*Written task*:
Reproduce the listing exactly, with no pictures in your copy.

*Information provided*:
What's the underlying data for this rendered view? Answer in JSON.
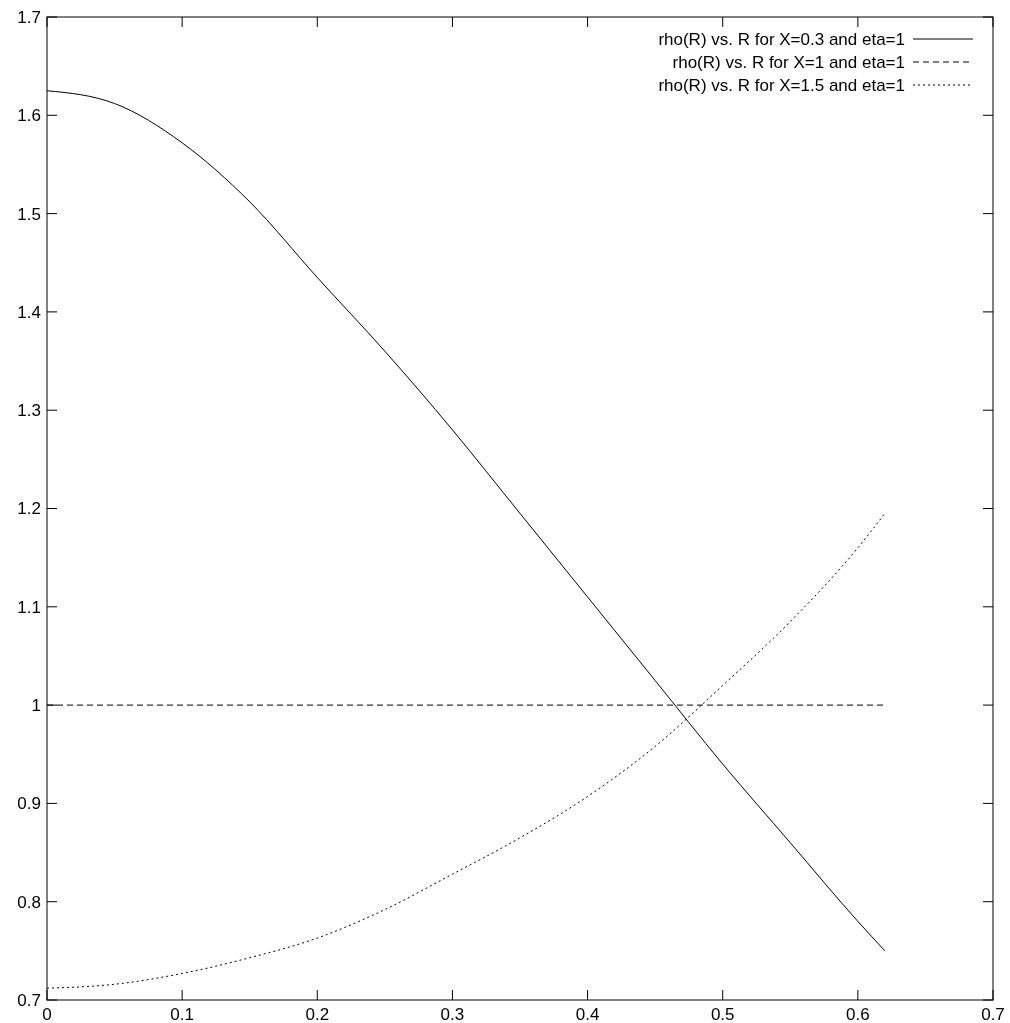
{
  "chart_data": {
    "type": "line",
    "xlim": [
      0,
      0.7
    ],
    "ylim": [
      0.7,
      1.7
    ],
    "xticks": [
      0,
      0.1,
      0.2,
      0.3,
      0.4,
      0.5,
      0.6,
      0.7
    ],
    "yticks": [
      0.7,
      0.8,
      0.9,
      1,
      1.1,
      1.2,
      1.3,
      1.4,
      1.5,
      1.6,
      1.7
    ],
    "grid": false,
    "legend": "top right",
    "x": [
      0,
      0.05,
      0.1,
      0.15,
      0.2,
      0.25,
      0.3,
      0.35,
      0.4,
      0.45,
      0.5,
      0.55,
      0.6,
      0.62
    ],
    "series": [
      {
        "name": "rho(R) vs. R for X=0.3 and eta=1",
        "color": "#000000",
        "line_style": "solid",
        "values": [
          1.625,
          1.612,
          1.572,
          1.512,
          1.435,
          1.36,
          1.28,
          1.195,
          1.11,
          1.025,
          0.94,
          0.86,
          0.78,
          0.75
        ]
      },
      {
        "name": "rho(R) vs. R for X=1 and eta=1",
        "color": "#000000",
        "line_style": "dashed",
        "values": [
          1,
          1,
          1,
          1,
          1,
          1,
          1,
          1,
          1,
          1,
          1,
          1,
          1,
          1
        ]
      },
      {
        "name": "rho(R) vs. R for X=1.5 and eta=1",
        "color": "#000000",
        "line_style": "dotted",
        "values": [
          0.712,
          0.716,
          0.727,
          0.743,
          0.763,
          0.792,
          0.828,
          0.865,
          0.907,
          0.958,
          1.02,
          1.085,
          1.16,
          1.195
        ]
      }
    ]
  }
}
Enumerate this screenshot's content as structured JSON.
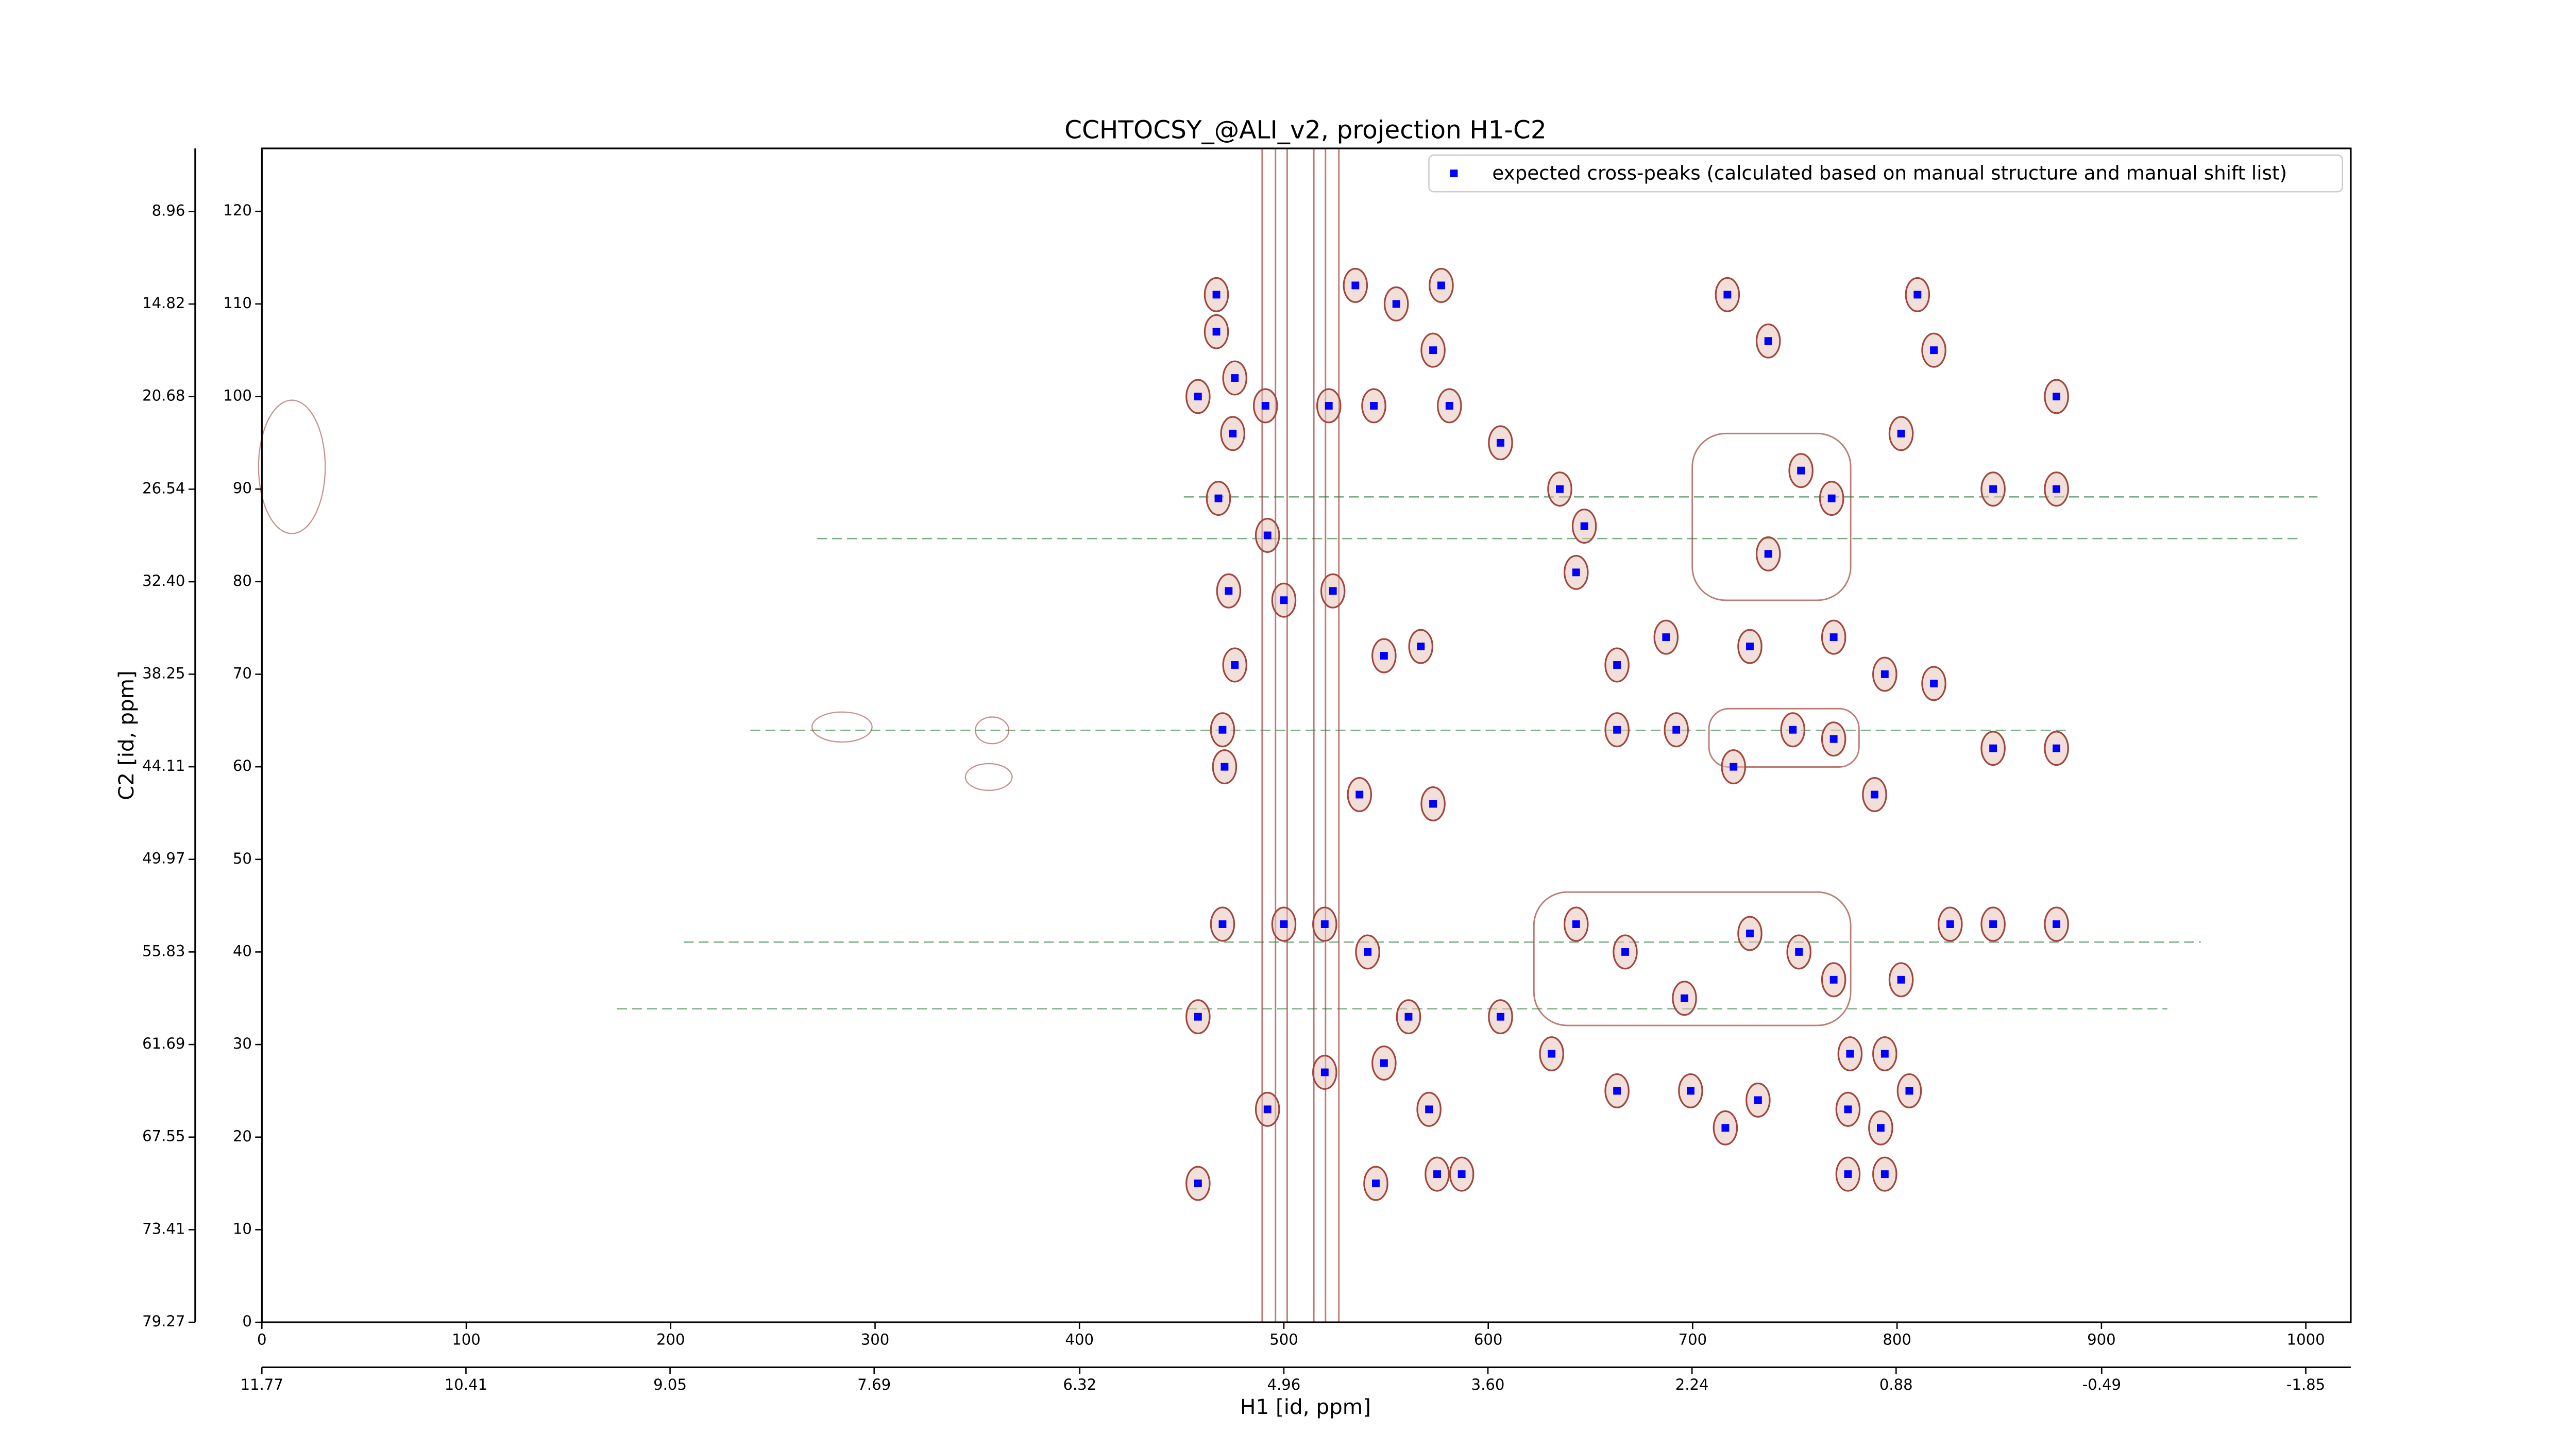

*The solution*:
What's the underlying data for this rendered view? Answer in JSON.
{
  "chart_data": {
    "type": "line",
    "xlim": [
      0,
      0.7
    ],
    "ylim": [
      0.7,
      1.7
    ],
    "xticks": [
      0,
      0.1,
      0.2,
      0.3,
      0.4,
      0.5,
      0.6,
      0.7
    ],
    "yticks": [
      0.7,
      0.8,
      0.9,
      1,
      1.1,
      1.2,
      1.3,
      1.4,
      1.5,
      1.6,
      1.7
    ],
    "grid": false,
    "legend": "top right",
    "x": [
      0,
      0.05,
      0.1,
      0.15,
      0.2,
      0.25,
      0.3,
      0.35,
      0.4,
      0.45,
      0.5,
      0.55,
      0.6,
      0.62
    ],
    "series": [
      {
        "name": "rho(R) vs. R for X=0.3 and eta=1",
        "color": "#000000",
        "line_style": "solid",
        "values": [
          1.625,
          1.612,
          1.572,
          1.512,
          1.435,
          1.36,
          1.28,
          1.195,
          1.11,
          1.025,
          0.94,
          0.86,
          0.78,
          0.75
        ]
      },
      {
        "name": "rho(R) vs. R for X=1 and eta=1",
        "color": "#000000",
        "line_style": "dashed",
        "values": [
          1,
          1,
          1,
          1,
          1,
          1,
          1,
          1,
          1,
          1,
          1,
          1,
          1,
          1
        ]
      },
      {
        "name": "rho(R) vs. R for X=1.5 and eta=1",
        "color": "#000000",
        "line_style": "dotted",
        "values": [
          0.712,
          0.716,
          0.727,
          0.743,
          0.763,
          0.792,
          0.828,
          0.865,
          0.907,
          0.958,
          1.02,
          1.085,
          1.16,
          1.195
        ]
      }
    ]
  }
}
Enumerate this screenshot's content as structured JSON.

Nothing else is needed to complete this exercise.